## INPUT MATERIAL
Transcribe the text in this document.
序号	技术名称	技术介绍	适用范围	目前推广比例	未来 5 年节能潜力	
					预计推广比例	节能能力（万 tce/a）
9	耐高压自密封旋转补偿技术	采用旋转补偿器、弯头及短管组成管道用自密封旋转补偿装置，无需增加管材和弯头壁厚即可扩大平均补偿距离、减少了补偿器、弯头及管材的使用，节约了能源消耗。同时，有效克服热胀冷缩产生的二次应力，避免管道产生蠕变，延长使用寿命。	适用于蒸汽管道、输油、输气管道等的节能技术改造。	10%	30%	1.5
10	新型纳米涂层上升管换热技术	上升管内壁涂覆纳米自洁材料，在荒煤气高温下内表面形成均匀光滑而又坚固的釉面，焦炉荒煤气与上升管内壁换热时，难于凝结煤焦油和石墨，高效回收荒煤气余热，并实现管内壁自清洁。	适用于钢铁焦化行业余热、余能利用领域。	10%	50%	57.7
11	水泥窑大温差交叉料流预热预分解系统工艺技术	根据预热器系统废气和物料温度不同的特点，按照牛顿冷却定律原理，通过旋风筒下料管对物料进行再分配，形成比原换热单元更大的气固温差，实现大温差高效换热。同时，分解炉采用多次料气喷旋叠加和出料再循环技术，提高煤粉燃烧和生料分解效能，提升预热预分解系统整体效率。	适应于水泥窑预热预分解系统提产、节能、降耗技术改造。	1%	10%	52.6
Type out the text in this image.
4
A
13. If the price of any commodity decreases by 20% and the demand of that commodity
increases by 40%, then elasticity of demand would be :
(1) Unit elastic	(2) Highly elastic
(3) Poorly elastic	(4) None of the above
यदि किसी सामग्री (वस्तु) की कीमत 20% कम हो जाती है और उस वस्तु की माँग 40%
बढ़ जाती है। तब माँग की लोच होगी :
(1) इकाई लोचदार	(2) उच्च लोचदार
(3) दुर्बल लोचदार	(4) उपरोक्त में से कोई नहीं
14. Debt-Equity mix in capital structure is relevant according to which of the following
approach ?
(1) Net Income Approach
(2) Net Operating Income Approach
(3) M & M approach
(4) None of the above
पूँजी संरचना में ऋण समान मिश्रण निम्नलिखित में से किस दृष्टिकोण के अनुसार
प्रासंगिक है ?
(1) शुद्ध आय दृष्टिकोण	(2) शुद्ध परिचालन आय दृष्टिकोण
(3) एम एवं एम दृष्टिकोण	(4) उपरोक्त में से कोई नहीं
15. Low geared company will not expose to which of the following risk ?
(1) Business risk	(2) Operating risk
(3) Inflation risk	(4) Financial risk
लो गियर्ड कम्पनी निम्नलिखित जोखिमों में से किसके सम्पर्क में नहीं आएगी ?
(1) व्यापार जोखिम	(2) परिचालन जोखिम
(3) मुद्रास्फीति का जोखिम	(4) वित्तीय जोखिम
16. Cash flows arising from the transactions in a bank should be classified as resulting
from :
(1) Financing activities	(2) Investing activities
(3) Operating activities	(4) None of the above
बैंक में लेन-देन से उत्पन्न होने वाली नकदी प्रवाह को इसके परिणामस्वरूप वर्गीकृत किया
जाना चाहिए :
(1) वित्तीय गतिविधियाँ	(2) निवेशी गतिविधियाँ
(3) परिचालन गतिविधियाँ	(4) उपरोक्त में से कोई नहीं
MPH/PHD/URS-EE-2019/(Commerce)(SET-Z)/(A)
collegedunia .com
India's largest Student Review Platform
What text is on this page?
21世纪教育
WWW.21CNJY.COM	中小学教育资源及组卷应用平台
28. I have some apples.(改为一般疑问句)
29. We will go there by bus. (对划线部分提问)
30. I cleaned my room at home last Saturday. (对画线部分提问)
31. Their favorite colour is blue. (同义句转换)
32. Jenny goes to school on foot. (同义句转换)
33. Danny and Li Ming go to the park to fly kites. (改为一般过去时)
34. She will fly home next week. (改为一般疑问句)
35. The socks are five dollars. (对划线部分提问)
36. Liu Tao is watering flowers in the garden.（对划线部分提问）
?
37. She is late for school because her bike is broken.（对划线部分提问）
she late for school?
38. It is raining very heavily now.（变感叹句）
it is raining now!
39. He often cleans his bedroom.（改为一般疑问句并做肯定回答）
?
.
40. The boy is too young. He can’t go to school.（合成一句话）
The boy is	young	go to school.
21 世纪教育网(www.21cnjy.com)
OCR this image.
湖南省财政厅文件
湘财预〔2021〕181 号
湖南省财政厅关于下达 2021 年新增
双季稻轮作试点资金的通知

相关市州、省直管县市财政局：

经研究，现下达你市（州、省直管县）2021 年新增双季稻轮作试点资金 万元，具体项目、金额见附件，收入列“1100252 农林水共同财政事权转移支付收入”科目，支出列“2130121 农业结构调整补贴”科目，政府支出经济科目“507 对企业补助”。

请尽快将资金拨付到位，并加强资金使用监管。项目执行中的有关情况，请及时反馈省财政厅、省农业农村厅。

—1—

## WRITTEN PROBLEM
Extract each entry in full, exactly as given.

## TASK OUTPUT
Transcribe the text in this document.
序号	技术名称	技术介绍	适用范围	目前推广比例	未来 5 年节能潜力	
					预计推广比例	节能能力（万 tce/a）
9	耐高压自密封旋转补偿技术	采用旋转补偿器、弯头及短管组成管道用自密封旋转补偿装置，无需增加管材和弯头壁厚即可扩大平均补偿距离、减少了补偿器、弯头及管材的使用，节约了能源消耗。同时，有效克服热胀冷缩产生的二次应力，避免管道产生蠕变，延长使用寿命。	适用于蒸汽管道、输油、输气管道等的节能技术改造。	10%	30%	1.5
10	新型纳米涂层上升管换热技术	上升管内壁涂覆纳米自洁材料，在荒煤气高温下内表面形成均匀光滑而又坚固的釉面，焦炉荒煤气与上升管内壁换热时，难于凝结煤焦油和石墨，高效回收荒煤气余热，并实现管内壁自清洁。	适用于钢铁焦化行业余热、余能利用领域。	10%	50%	57.7
11	水泥窑大温差交叉料流预热预分解系统工艺技术	根据预热器系统废气和物料温度不同的特点，按照牛顿冷却定律原理，通过旋风筒下料管对物料进行再分配，形成比原换热单元更大的气固温差，实现大温差高效换热。同时，分解炉采用多次料气喷旋叠加和出料再循环技术，提高煤粉燃烧和生料分解效能，提升预热预分解系统整体效率。	适应于水泥窑预热预分解系统提产、节能、降耗技术改造。	1%	10%	52.6
Type out the text in this image.
4
A
13. If the price of any commodity decreases by 20% and the demand of that commodity
increases by 40%, then elasticity of demand would be :
(1) Unit elastic	(2) Highly elastic
(3) Poorly elastic	(4) None of the above
यदि किसी सामग्री (वस्तु) की कीमत 20% कम हो जाती है और उस वस्तु की माँग 40%
बढ़ जाती है। तब माँग की लोच होगी :
(1) इकाई लोचदार	(2) उच्च लोचदार
(3) दुर्बल लोचदार	(4) उपरोक्त में से कोई नहीं
14. Debt-Equity mix in capital structure is relevant according to which of the following
approach ?
(1) Net Income Approach
(2) Net Operating Income Approach
(3) M & M approach
(4) None of the above
पूँजी संरचना में ऋण समान मिश्रण निम्नलिखित में से किस दृष्टिकोण के अनुसार
प्रासंगिक है ?
(1) शुद्ध आय दृष्टिकोण	(2) शुद्ध परिचालन आय दृष्टिकोण
(3) एम एवं एम दृष्टिकोण	(4) उपरोक्त में से कोई नहीं
15. Low geared company will not expose to which of the following risk ?
(1) Business risk	(2) Operating risk
(3) Inflation risk	(4) Financial risk
लो गियर्ड कम्पनी निम्नलिखित जोखिमों में से किसके सम्पर्क में नहीं आएगी ?
(1) व्यापार जोखिम	(2) परिचालन जोखिम
(3) मुद्रास्फीति का जोखिम	(4) वित्तीय जोखिम
16. Cash flows arising from the transactions in a bank should be classified as resulting
from :
(1) Financing activities	(2) Investing activities
(3) Operating activities	(4) None of the above
बैंक में लेन-देन से उत्पन्न होने वाली नकदी प्रवाह को इसके परिणामस्वरूप वर्गीकृत किया
जाना चाहिए :
(1) वित्तीय गतिविधियाँ	(2) निवेशी गतिविधियाँ
(3) परिचालन गतिविधियाँ	(4) उपरोक्त में से कोई नहीं
MPH/PHD/URS-EE-2019/(Commerce)(SET-Z)/(A)
collegedunia .com
India's largest Student Review Platform
What text is on this page?
21世纪教育
WWW.21CNJY.COM	中小学教育资源及组卷应用平台
28. I have some apples.(改为一般疑问句)
29. We will go there by bus. (对划线部分提问)
30. I cleaned my room at home last Saturday. (对画线部分提问)
31. Their favorite colour is blue. (同义句转换)
32. Jenny goes to school on foot. (同义句转换)
33. Danny and Li Ming go to the park to fly kites. (改为一般过去时)
34. She will fly home next week. (改为一般疑问句)
35. The socks are five dollars. (对划线部分提问)
36. Liu Tao is watering flowers in the garden.（对划线部分提问）
?
37. She is late for school because her bike is broken.（对划线部分提问）
she late for school?
38. It is raining very heavily now.（变感叹句）
it is raining now!
39. He often cleans his bedroom.（改为一般疑问句并做肯定回答）
?
.
40. The boy is too young. He can’t go to school.（合成一句话）
The boy is	young	go to school.
21 世纪教育网(www.21cnjy.com)
OCR this image.
湖南省财政厅文件
湘财预〔2021〕181 号
湖南省财政厅关于下达 2021 年新增
双季稻轮作试点资金的通知

相关市州、省直管县市财政局：

经研究，现下达你市（州、省直管县）2021 年新增双季稻轮作试点资金 万元，具体项目、金额见附件，收入列“1100252 农林水共同财政事权转移支付收入”科目，支出列“2130121 农业结构调整补贴”科目，政府支出经济科目“507 对企业补助”。

请尽快将资金拨付到位，并加强资金使用监管。项目执行中的有关情况，请及时反馈省财政厅、省农业农村厅。

—1—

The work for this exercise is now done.